_DATA EXCERPTS_
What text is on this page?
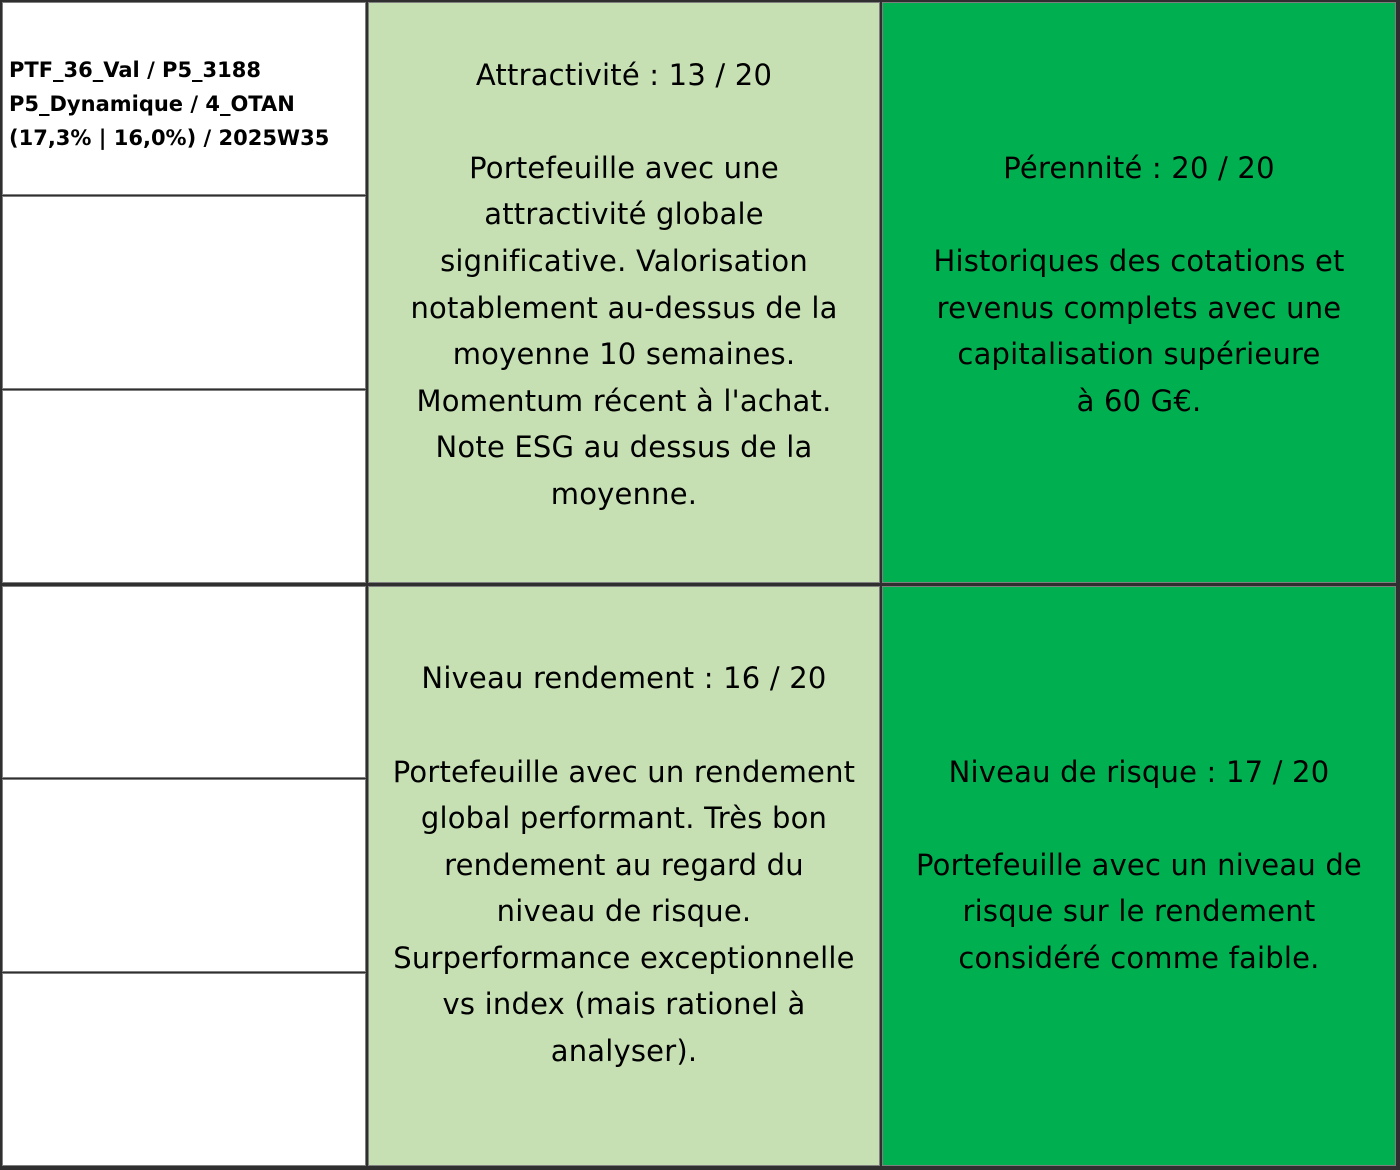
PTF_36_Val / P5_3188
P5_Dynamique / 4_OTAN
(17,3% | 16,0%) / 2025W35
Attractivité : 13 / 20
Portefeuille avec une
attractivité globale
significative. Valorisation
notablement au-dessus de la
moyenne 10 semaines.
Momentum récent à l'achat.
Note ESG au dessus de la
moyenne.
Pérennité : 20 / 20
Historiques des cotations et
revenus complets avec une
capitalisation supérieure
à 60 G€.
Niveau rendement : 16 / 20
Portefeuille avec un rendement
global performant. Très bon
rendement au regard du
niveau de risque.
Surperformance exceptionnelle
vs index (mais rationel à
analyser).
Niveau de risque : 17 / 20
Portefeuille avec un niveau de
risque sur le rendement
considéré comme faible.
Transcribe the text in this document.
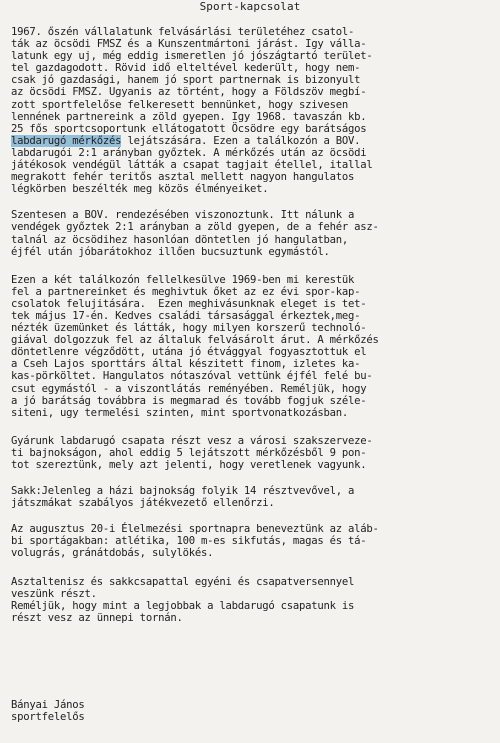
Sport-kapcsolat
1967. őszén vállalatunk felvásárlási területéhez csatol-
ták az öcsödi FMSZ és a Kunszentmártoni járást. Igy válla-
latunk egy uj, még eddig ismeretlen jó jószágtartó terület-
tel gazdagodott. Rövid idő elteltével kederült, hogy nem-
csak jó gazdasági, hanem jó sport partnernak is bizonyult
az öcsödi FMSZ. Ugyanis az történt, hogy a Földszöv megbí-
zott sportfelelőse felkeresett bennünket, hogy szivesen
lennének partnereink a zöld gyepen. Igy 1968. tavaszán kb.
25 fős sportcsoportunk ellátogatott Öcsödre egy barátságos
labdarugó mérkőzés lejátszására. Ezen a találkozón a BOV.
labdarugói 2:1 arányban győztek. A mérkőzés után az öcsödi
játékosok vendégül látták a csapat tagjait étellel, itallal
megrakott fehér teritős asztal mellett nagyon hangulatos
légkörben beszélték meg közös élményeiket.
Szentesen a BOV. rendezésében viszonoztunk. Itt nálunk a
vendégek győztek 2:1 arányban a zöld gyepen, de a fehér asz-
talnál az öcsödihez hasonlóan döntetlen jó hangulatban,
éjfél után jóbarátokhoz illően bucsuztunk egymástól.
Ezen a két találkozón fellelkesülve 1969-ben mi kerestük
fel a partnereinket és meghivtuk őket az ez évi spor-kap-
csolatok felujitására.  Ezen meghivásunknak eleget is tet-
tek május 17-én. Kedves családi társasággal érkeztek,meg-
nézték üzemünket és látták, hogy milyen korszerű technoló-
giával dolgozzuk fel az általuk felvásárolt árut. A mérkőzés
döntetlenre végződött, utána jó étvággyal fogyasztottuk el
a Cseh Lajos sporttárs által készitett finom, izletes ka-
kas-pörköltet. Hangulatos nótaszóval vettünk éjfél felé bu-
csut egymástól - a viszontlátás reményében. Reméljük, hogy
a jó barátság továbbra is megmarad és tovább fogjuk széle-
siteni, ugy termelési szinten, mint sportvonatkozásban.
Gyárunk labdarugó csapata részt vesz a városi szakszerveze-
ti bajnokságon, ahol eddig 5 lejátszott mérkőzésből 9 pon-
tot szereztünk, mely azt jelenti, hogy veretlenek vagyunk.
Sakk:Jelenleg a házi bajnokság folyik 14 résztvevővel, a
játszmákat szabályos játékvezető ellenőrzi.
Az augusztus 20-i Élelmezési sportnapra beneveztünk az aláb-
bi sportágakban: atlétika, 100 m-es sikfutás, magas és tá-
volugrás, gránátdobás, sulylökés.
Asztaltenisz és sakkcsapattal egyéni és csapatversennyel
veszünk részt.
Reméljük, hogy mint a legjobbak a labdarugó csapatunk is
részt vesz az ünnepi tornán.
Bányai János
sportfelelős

...

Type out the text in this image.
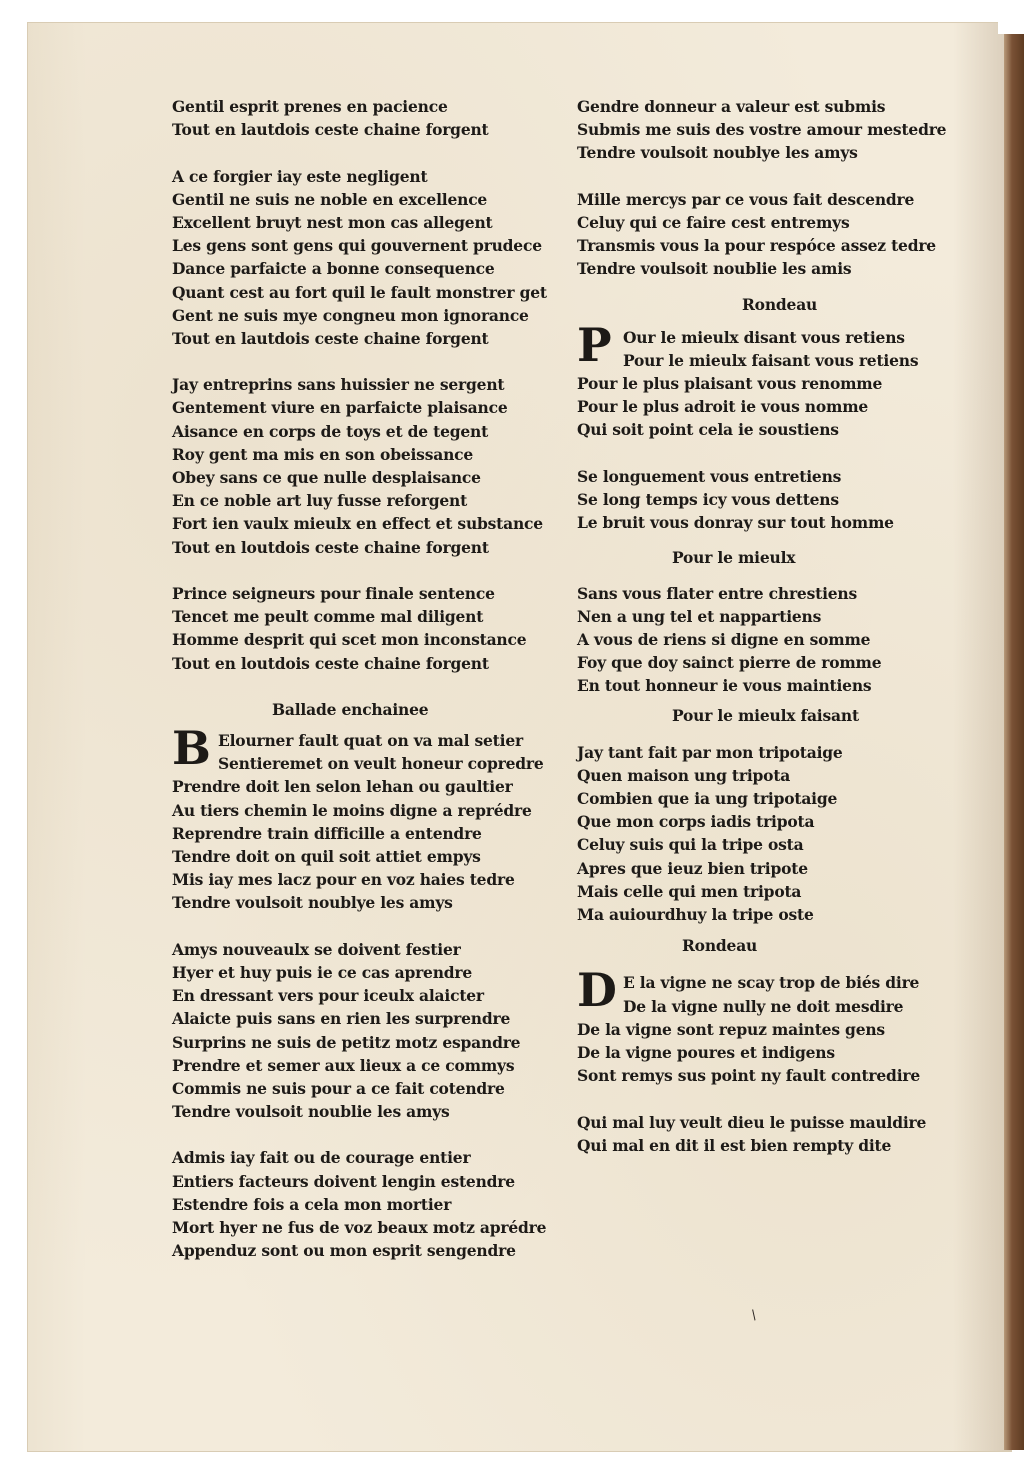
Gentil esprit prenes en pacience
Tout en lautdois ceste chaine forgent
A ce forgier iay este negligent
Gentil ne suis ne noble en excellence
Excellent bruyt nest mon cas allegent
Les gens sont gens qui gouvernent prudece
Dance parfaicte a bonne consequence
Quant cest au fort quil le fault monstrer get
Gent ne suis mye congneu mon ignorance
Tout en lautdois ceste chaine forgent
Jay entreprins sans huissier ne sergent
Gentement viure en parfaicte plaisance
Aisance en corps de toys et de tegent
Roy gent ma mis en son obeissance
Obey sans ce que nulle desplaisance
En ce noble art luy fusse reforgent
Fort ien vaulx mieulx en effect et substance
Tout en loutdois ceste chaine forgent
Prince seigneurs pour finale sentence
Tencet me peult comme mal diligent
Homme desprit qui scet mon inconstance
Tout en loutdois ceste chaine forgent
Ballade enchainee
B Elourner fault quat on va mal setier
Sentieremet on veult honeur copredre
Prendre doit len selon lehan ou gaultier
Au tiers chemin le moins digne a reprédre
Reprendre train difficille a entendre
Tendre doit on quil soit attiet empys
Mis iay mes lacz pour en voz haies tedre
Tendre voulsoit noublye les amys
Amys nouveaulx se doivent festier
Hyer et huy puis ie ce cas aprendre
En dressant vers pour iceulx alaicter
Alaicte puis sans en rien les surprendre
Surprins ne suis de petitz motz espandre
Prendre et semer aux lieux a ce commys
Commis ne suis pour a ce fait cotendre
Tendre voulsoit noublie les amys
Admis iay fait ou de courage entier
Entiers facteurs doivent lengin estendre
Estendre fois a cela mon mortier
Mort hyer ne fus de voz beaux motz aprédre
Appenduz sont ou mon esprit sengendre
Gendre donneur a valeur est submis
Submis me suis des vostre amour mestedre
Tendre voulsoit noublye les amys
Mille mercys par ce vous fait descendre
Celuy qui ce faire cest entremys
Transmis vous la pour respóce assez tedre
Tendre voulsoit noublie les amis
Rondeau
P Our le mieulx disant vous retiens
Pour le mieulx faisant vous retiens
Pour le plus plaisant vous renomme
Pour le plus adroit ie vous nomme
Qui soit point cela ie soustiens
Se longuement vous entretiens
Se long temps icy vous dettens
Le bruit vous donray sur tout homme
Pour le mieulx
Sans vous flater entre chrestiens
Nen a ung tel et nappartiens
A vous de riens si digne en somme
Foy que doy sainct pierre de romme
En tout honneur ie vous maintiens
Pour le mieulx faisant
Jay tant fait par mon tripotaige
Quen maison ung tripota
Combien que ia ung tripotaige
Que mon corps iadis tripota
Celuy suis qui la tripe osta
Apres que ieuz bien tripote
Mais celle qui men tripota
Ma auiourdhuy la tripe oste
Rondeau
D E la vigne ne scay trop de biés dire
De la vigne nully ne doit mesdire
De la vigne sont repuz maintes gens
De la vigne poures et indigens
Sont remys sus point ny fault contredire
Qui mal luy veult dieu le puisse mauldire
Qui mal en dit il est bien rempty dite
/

_WORK INSTRUCTIONS_
Examine the entries and report how many of their lines contain the string "arányban", giving no more than the number.

_TASK ANSWER_
2